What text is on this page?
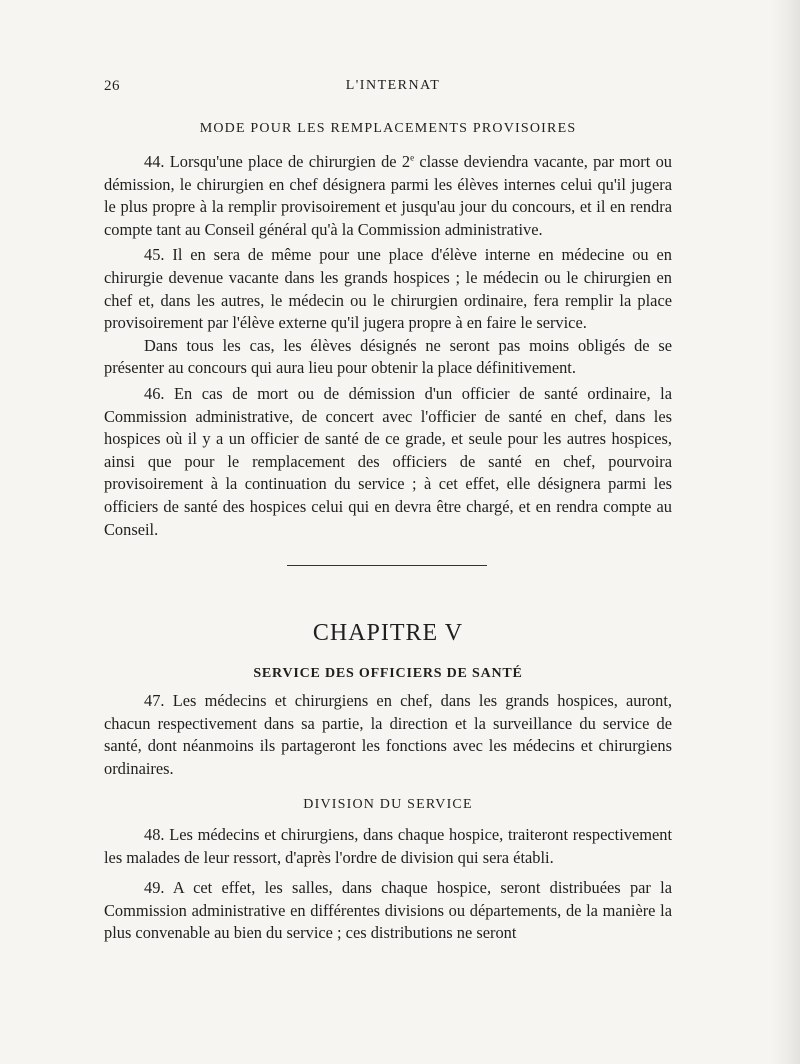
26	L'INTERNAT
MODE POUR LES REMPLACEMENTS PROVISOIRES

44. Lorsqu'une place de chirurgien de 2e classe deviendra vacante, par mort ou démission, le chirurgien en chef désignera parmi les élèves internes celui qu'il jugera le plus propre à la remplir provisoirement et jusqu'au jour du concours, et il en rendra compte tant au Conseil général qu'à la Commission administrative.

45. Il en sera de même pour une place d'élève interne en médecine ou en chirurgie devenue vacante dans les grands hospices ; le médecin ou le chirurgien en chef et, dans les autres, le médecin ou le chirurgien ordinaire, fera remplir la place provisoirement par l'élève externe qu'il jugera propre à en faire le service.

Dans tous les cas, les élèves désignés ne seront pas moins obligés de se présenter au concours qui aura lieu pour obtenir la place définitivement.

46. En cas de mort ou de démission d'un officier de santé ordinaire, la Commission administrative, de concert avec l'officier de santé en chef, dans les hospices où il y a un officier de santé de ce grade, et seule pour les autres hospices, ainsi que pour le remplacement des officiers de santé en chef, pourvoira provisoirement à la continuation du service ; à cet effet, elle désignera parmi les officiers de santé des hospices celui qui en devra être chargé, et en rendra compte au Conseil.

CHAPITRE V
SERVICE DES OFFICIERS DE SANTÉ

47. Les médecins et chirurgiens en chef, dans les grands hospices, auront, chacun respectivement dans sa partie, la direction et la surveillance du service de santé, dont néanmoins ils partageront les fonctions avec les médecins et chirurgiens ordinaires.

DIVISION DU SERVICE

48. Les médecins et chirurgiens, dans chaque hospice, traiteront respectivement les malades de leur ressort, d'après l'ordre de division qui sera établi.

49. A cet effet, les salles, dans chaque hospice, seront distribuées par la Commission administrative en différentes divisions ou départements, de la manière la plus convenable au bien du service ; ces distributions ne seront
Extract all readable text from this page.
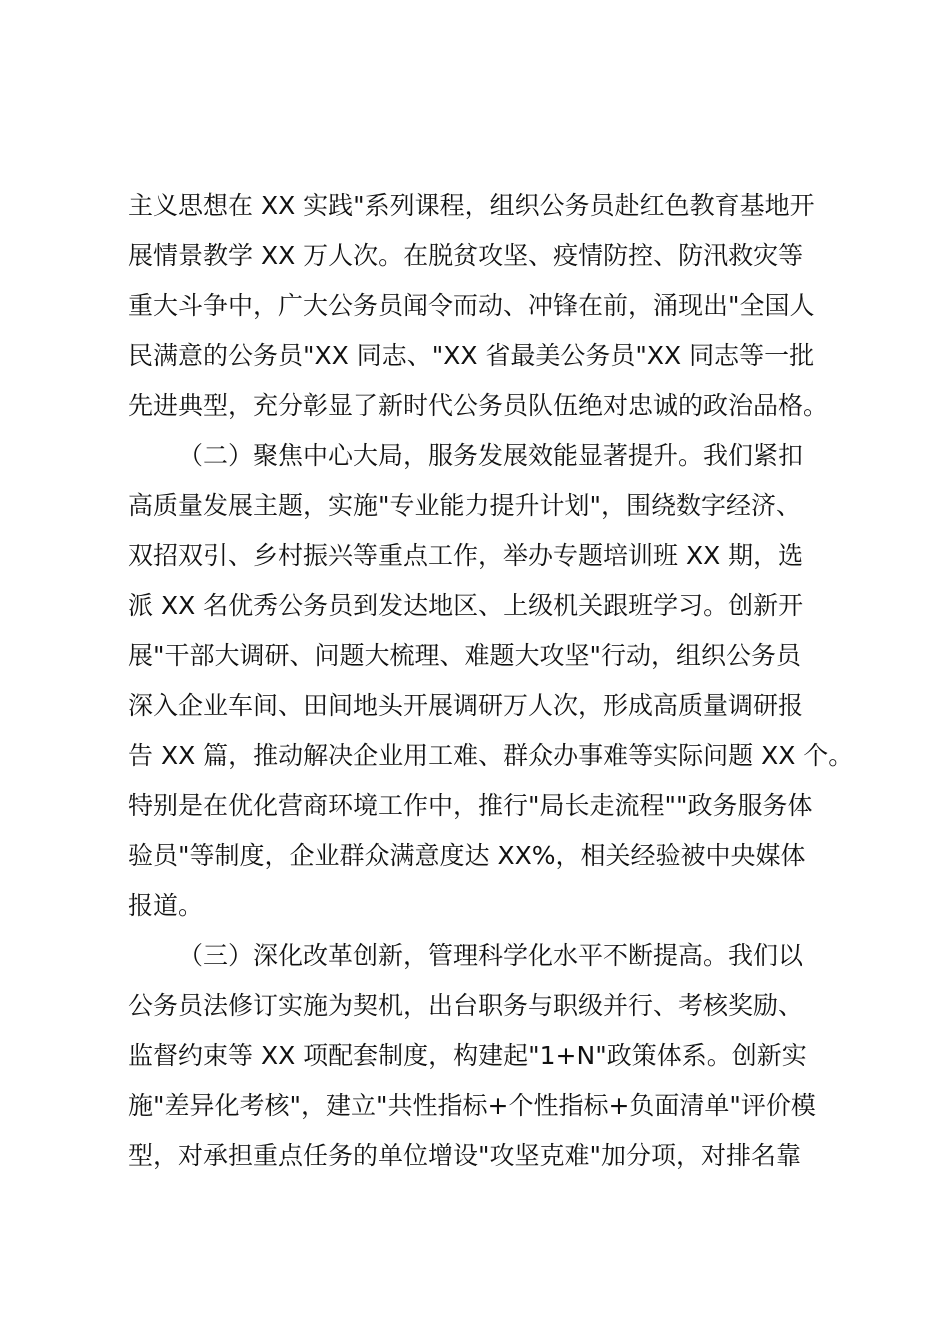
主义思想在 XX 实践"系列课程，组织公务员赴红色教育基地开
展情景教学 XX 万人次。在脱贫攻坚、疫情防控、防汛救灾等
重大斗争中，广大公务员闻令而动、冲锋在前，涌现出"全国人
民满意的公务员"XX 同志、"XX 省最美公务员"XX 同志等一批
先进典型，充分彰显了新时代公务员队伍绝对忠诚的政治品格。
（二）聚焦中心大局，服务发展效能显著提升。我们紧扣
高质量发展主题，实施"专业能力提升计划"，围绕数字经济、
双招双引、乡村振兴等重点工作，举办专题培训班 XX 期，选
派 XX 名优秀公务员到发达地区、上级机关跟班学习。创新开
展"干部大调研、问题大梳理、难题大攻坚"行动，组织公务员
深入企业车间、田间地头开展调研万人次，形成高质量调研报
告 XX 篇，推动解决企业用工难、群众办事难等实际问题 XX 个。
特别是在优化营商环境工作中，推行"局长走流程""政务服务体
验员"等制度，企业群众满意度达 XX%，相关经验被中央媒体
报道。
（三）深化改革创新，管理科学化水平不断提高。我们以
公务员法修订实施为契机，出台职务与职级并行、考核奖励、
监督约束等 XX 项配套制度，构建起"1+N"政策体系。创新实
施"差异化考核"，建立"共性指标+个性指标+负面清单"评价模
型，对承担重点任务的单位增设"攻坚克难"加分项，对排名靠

==

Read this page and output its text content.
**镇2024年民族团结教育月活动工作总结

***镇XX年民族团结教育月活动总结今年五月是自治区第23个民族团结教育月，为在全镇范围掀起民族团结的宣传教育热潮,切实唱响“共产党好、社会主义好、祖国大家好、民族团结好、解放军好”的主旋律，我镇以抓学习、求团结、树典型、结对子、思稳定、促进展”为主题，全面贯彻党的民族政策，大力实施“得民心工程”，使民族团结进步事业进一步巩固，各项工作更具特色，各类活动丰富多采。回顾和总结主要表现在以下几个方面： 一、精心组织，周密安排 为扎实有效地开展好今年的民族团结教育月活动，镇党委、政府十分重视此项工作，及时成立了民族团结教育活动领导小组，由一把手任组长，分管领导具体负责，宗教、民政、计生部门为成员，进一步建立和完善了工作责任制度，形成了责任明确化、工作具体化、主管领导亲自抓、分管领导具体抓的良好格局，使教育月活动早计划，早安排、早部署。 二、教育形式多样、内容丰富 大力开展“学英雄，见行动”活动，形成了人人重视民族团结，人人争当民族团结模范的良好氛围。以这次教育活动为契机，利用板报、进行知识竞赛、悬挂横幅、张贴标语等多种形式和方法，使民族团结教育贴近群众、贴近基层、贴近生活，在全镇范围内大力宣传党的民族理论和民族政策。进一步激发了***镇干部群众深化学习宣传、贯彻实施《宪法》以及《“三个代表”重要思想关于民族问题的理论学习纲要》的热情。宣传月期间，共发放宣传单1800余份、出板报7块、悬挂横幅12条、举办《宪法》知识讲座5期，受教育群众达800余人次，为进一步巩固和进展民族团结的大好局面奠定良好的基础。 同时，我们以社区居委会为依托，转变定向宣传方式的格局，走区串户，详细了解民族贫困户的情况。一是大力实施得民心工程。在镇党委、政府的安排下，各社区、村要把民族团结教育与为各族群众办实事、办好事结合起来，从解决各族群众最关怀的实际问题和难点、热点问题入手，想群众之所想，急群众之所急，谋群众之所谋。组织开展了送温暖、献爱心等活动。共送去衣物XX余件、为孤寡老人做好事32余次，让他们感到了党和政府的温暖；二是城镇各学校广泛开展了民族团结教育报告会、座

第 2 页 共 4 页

**Instructions for the task**
Which lines of the data include "Commission"? Copy each of them.

**Expected output**
44. Lorsqu'une place de chirurgien de 2e classe deviendra vacante, par mort ou démission, le chirurgien en chef désignera parmi les élèves internes celui qu'il jugera le plus propre à la remplir provisoirement et jusqu'au jour du concours, et il en rendra compte tant au Conseil général qu'à la Commission administrative.
46. En cas de mort ou de démission d'un officier de santé ordinaire, la Commission administrative, de concert avec l'officier de santé en chef, dans les hospices où il y a un officier de santé de ce grade, et seule pour les autres hospices, ainsi que pour le remplacement des officiers de santé en chef, pourvoira provisoirement à la continuation du service ; à cet effet, elle désignera parmi les officiers de santé des hospices celui qui en devra être chargé, et en rendra compte au Conseil.
49. A cet effet, les salles, dans chaque hospice, seront distribuées par la Commission administrative en différentes divisions ou départements, de la manière la plus convenable au bien du service ; ces distributions ne seront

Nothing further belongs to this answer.